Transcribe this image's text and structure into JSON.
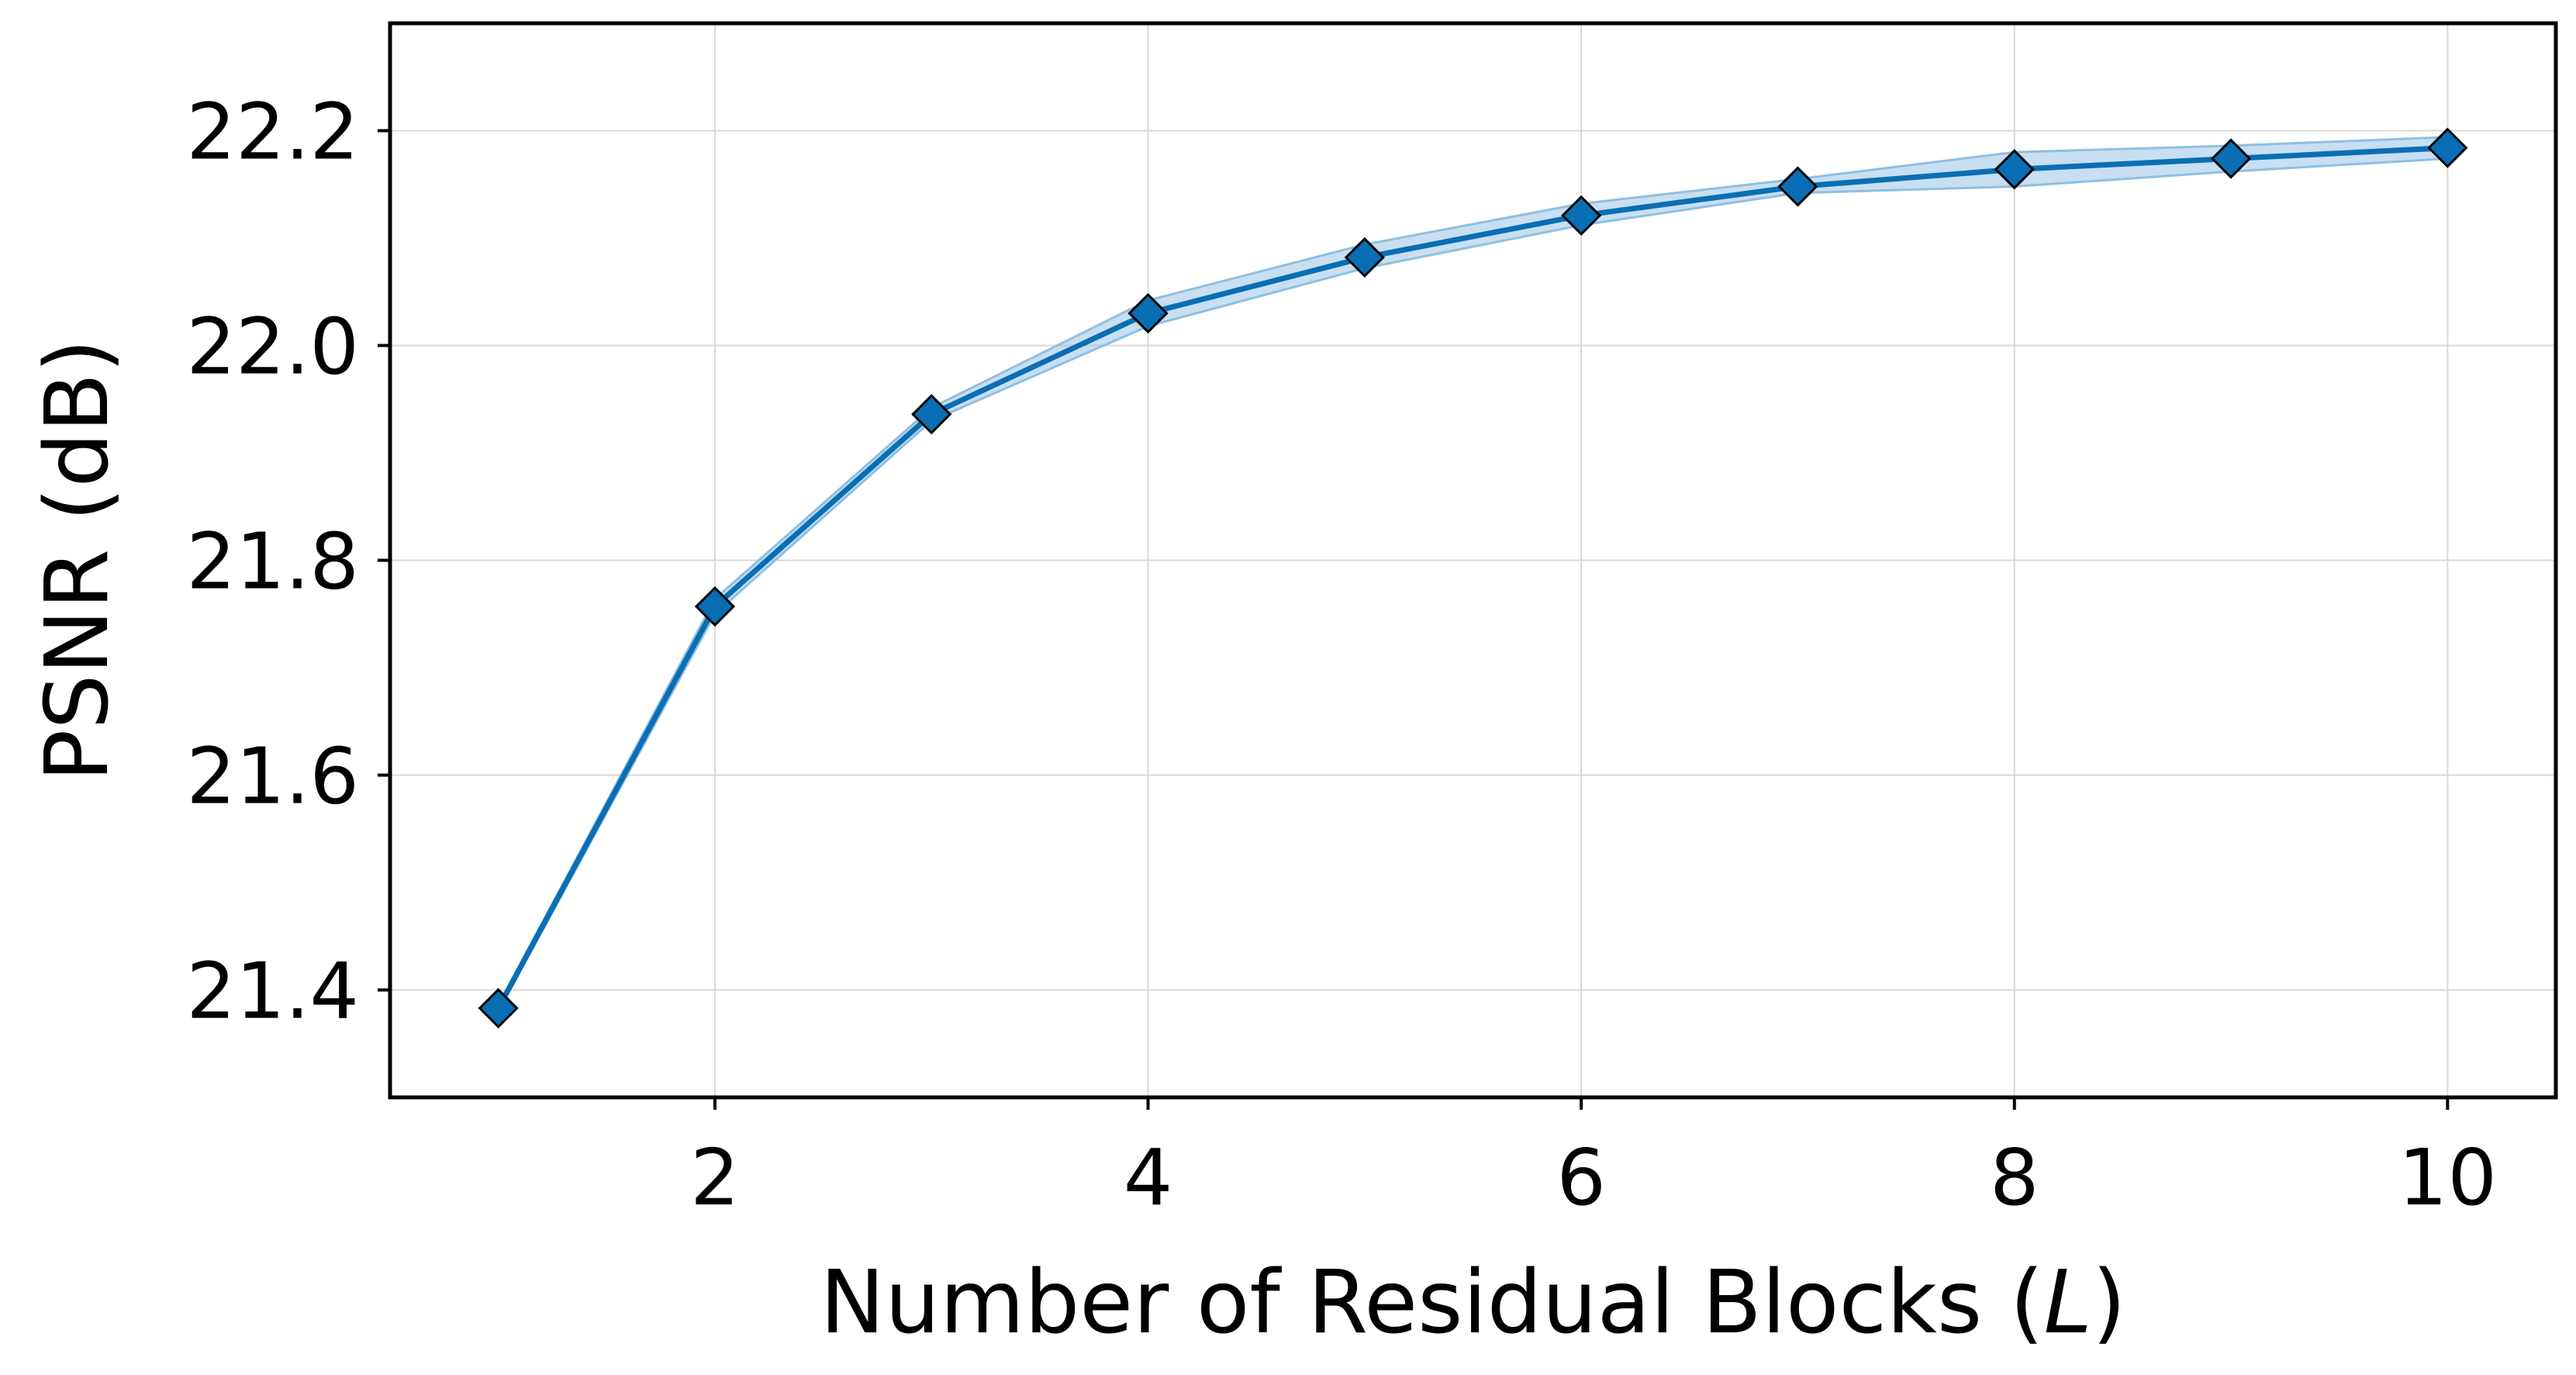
{
  "chart_data": {
    "type": "line",
    "xlabel_main": "Number of Residual Blocks (",
    "xlabel_var": "L",
    "xlabel_close": ")",
    "ylabel": "PSNR (dB)",
    "xlim": [
      0.5,
      10.5
    ],
    "ylim": [
      21.3,
      22.3
    ],
    "x_ticks": [
      2,
      4,
      6,
      8,
      10
    ],
    "y_ticks": [
      21.4,
      21.6,
      21.8,
      22.0,
      22.2
    ],
    "y_tick_labels": [
      "21.4",
      "21.6",
      "21.8",
      "22.0",
      "22.2"
    ],
    "grid": true,
    "series": [
      {
        "x": [
          1,
          2,
          3,
          4,
          5,
          6,
          7,
          8,
          9,
          10
        ],
        "values": [
          21.383,
          21.757,
          21.936,
          22.03,
          22.082,
          22.121,
          22.148,
          22.164,
          22.174,
          22.184
        ],
        "lower": [
          21.38,
          21.75,
          21.93,
          22.018,
          22.072,
          22.112,
          22.142,
          22.148,
          22.162,
          22.174
        ],
        "upper": [
          21.386,
          21.764,
          21.942,
          22.042,
          22.094,
          22.132,
          22.155,
          22.18,
          22.186,
          22.194
        ],
        "color": "#0a6eb4",
        "band_color": "#8fbfe3",
        "marker": "diamond"
      }
    ]
  }
}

* * * * * * *

**Task statement:**
The records above are to be restated exactly, without their pictures.

**Solution to this exercise:**
Transcribe this image's text and structure into JSON.
{
  "chart_data": {
    "type": "line",
    "xlabel_main": "Number of Residual Blocks (",
    "xlabel_var": "L",
    "xlabel_close": ")",
    "ylabel": "PSNR (dB)",
    "xlim": [
      0.5,
      10.5
    ],
    "ylim": [
      21.3,
      22.3
    ],
    "x_ticks": [
      2,
      4,
      6,
      8,
      10
    ],
    "y_ticks": [
      21.4,
      21.6,
      21.8,
      22.0,
      22.2
    ],
    "y_tick_labels": [
      "21.4",
      "21.6",
      "21.8",
      "22.0",
      "22.2"
    ],
    "grid": true,
    "series": [
      {
        "x": [
          1,
          2,
          3,
          4,
          5,
          6,
          7,
          8,
          9,
          10
        ],
        "values": [
          21.383,
          21.757,
          21.936,
          22.03,
          22.082,
          22.121,
          22.148,
          22.164,
          22.174,
          22.184
        ],
        "lower": [
          21.38,
          21.75,
          21.93,
          22.018,
          22.072,
          22.112,
          22.142,
          22.148,
          22.162,
          22.174
        ],
        "upper": [
          21.386,
          21.764,
          21.942,
          22.042,
          22.094,
          22.132,
          22.155,
          22.18,
          22.186,
          22.194
        ],
        "color": "#0a6eb4",
        "band_color": "#8fbfe3",
        "marker": "diamond"
      }
    ]
  }
}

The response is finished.